Extracted data:
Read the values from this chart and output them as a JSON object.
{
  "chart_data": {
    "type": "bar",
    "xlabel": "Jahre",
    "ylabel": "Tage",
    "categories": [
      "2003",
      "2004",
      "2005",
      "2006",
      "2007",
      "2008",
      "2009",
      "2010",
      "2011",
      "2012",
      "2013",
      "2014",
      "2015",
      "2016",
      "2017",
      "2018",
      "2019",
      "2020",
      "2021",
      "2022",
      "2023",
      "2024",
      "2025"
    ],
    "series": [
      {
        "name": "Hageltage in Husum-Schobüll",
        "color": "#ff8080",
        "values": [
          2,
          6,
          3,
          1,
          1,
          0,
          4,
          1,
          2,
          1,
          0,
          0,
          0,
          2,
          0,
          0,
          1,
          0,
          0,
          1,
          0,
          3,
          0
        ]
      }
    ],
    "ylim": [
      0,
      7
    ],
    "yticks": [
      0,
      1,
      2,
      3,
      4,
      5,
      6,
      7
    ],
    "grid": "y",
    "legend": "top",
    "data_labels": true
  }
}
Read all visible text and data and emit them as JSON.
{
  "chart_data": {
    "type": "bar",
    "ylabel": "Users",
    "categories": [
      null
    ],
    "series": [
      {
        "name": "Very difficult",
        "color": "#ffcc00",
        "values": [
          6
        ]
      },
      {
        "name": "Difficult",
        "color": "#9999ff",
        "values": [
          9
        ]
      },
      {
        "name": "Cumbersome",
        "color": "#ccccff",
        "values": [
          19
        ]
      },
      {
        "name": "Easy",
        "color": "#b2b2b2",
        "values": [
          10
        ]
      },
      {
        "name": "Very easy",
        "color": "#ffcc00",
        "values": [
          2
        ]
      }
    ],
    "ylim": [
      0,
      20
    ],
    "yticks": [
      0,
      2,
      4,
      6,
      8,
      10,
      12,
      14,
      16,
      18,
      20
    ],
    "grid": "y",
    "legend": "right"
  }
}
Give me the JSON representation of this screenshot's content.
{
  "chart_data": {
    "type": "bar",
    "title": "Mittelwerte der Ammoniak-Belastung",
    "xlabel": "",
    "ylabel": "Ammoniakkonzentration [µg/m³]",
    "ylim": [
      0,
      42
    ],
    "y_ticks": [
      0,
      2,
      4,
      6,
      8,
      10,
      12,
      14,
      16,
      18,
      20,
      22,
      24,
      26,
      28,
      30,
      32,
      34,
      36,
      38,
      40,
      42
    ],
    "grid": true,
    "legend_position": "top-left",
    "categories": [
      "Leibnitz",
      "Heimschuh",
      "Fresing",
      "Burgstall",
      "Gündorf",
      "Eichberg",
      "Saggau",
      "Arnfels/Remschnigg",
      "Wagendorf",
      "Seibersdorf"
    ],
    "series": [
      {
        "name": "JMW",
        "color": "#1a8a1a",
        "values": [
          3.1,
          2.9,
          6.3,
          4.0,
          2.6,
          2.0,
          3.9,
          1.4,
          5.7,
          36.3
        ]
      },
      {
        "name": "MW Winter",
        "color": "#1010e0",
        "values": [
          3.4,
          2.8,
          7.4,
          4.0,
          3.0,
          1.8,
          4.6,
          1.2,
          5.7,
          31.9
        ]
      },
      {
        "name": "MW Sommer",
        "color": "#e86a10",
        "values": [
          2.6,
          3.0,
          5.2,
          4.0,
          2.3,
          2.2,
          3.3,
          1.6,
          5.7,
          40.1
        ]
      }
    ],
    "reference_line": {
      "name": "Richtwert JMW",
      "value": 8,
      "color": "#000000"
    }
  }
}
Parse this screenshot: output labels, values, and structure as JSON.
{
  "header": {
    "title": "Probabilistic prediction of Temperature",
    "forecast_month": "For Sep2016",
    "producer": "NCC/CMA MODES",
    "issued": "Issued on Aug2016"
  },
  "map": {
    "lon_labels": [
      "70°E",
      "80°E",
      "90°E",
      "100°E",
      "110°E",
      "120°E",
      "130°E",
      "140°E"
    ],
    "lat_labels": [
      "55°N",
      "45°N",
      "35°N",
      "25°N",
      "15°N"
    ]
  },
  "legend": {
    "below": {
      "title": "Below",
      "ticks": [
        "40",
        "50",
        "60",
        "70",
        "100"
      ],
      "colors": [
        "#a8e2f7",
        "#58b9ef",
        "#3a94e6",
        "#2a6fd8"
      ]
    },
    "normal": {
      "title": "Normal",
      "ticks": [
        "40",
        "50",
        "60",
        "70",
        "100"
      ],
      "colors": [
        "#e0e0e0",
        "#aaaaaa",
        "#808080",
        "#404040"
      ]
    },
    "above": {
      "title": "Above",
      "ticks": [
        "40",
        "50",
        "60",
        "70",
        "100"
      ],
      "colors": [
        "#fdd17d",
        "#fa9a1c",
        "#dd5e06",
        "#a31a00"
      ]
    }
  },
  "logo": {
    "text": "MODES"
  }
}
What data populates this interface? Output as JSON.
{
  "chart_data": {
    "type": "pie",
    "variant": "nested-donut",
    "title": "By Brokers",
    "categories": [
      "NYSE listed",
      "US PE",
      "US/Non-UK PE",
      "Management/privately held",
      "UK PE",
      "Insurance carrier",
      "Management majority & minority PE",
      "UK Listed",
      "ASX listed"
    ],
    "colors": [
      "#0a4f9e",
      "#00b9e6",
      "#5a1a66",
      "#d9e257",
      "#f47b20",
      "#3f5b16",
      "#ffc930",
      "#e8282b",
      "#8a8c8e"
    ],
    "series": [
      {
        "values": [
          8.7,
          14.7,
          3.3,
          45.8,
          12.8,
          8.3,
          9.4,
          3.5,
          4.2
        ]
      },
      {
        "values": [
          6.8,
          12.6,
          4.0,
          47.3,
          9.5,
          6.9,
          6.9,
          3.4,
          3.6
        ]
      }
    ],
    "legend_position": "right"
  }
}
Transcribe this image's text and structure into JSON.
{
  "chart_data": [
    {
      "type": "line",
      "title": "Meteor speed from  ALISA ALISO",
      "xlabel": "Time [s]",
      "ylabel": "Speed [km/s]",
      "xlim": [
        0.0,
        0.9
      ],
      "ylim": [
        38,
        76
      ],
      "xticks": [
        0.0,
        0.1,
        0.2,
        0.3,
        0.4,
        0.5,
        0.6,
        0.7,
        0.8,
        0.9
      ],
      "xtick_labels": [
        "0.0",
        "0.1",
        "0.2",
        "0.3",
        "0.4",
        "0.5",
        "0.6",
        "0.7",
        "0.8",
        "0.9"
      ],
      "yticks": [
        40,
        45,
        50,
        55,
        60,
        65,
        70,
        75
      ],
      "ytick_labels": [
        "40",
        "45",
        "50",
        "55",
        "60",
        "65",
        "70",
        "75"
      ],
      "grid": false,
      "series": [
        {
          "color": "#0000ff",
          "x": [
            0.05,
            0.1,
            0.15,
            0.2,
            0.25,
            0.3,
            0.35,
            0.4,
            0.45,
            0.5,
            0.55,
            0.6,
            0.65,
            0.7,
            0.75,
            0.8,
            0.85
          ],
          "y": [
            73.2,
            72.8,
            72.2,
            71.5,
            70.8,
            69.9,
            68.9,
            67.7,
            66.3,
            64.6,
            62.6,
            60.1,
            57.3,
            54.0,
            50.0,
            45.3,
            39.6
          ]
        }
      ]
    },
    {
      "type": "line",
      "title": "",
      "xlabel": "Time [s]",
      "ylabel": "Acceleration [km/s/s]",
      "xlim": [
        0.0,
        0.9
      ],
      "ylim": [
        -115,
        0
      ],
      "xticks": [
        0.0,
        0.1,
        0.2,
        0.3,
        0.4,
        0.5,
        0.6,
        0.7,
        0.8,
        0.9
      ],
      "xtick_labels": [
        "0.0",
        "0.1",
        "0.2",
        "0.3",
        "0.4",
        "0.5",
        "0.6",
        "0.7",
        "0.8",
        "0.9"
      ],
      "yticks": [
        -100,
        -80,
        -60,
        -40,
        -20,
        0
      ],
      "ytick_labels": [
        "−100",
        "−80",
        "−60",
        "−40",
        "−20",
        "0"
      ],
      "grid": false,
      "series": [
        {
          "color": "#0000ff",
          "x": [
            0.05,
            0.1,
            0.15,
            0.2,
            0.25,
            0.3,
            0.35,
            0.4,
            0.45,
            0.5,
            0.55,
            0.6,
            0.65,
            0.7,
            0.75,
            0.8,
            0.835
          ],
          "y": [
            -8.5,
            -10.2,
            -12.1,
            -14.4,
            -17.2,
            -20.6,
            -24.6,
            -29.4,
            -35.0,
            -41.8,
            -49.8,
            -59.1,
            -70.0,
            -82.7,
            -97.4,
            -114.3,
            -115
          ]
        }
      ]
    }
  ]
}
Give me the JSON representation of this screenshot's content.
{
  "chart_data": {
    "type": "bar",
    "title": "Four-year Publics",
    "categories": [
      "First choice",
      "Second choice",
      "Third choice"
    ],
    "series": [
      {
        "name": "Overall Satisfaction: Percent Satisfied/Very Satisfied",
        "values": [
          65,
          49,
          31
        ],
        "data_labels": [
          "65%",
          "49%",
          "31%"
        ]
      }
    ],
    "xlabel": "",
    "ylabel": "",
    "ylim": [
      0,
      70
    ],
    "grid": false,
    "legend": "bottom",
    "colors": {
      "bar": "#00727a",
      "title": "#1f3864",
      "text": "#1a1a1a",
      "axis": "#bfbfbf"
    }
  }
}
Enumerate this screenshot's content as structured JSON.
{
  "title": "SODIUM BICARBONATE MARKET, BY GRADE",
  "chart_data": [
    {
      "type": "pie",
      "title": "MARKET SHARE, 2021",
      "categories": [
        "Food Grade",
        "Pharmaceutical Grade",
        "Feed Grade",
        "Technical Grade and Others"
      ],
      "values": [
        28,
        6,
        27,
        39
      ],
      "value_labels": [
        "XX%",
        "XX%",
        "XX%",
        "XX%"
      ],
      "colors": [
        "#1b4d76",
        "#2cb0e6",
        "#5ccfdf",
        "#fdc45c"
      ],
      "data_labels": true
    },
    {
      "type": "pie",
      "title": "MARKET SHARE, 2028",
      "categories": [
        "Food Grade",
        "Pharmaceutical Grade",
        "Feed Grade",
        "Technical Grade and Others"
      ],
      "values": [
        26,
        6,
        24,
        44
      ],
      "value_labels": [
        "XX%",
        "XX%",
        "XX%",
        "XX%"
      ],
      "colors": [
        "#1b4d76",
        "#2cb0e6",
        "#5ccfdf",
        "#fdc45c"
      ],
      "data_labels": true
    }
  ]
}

What you are asked to do:
Copy each line of the records above that carries the word "true".

Final result:
    "data_labels": true
    "grid": true,
      "data_labels": true
      "data_labels": true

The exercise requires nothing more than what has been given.